**GIVEN PASSAGE:**
▼
Brancaccio: He said, chuckling only grimly.

So, military commissions, this is a trial-like procedure, but it is not exactly the type of trial that a defendant in a U.S. regular case would recognize.

Mizer: Yes, that's right. Nor is it like a trial that happens all over the world routinely in military courts. It doesn't mirror a military court-martial either.

Brancaccio: I think the ACLU has called the commissions some sort of second-class system of justice. Is that fair?

Mizer: Yes, absolutely. I've also heard it described as Federal Court lite, and I think that would be --

Brancaccio: Lite, L-I-T-E, yes.

Mizer: L-I-T-E, that's right. And I think that that would be generous to the procedures that are going on there.

Brancaccio: I'd like to get your reaction, I was watching the film, and the chief prosecutor... Colonel Lawrence Morris, he says that the procedures in place for the military tribunals were in his view much "more robust, much more friendly to the defense, much more advanced, considerably more due process" than even Nuremberg, the famous Nuremberg Trials. What's your reaction to that contention?

Mizer: Well, I think actually there is some truth to that, that these trials are more fair than the trials that took place in 1949. But remember what has happened since 1949. I mean I've always liked that analogy that has been made by the government. If they were to come and pass off a 1949 automobile that meets all the safety standards of 1949, I don't think anyone would take them seriously.
▲
[Element location data]
▼
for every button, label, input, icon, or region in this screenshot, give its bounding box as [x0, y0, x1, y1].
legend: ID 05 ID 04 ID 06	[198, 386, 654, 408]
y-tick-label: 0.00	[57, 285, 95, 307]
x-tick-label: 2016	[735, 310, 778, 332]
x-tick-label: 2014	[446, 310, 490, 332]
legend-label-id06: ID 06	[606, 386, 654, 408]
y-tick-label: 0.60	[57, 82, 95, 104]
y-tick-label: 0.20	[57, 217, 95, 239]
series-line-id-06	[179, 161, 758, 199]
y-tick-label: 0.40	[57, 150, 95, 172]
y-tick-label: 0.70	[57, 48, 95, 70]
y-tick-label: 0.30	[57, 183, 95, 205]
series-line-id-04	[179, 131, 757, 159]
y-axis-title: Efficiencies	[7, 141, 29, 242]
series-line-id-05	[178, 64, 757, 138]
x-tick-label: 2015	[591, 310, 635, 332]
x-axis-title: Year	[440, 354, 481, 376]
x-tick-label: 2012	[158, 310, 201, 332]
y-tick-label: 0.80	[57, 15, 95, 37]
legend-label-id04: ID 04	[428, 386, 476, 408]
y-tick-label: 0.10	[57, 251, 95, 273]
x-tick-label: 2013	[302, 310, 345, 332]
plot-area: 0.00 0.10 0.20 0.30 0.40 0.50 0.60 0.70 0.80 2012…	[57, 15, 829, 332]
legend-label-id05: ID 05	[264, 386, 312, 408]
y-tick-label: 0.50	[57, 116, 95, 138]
▲
**WHAT TO DO:**
[1] Using the military commissions interview, decide whether each statement below is true. Answer yes or no for each and quote the words from the interview that settle it.
(a) Mizer says the military commissions mirror a military court-martial.
(b) Mizer says calling the commissions "Federal Court lite" would be generous.
(c) Colonel Lawrence Morris is identified as the chief prosecutor.
[2] List every comparative phrase inside the quotation marks of Colonel Lawrence Morris's contention in the military commissions interview.
[3] Extend the military commissions interview beyond its final sentence.

**RESPONSES:**
[1]
(a) No. "It doesn't mirror a military court-martial either."
(b) Yes. "I think that that would be generous to the procedures that are going on there."
(c) Yes. "the chief prosecutor... Colonel Lawrence Morris"

[2]
- more robust
- much more friendly to the defense
- much more advanced
- considerably more due process

[3]
But many things have happened in international law, the Geneva Conventions being chief among them. In American domestic law, our constitutional law, jurisprudence has evolved greatly since that time. And there can be no doubt that these tribunals that are taking place at Guantánamo Bay are now far deficient from 2010 standards, regardless of what happened at Nuremberg.

You remember that the defendants at Nuremberg were executed immediately after the trials and had no appeal in capital cases, and I don't think that most Americans would believe that that's a fair process in 2010.

Brancaccio: Now, under this new-ish system set up in '06, they don't allow cameras in the courtroom. They don't allow cameras, but there's a jury, right?

Mizer: A panel of military officers, that's correct. And if I had to say -- that's one benefit of the military system that has been copied and transported into the military commissions system.

Brancaccio: So what happened to Hamdan? I mean he got convicted under the new system, right?

Mizer: That's correct. And the Perkins Coie lawyers that I mentioned before are continuing with his case. It's currently before the Court of Military Commissions review on direct appeal. He's challenging his conviction for the war crime of material support for terrorism.

In the meantime he's gone back and has reunited with his family in Yemen.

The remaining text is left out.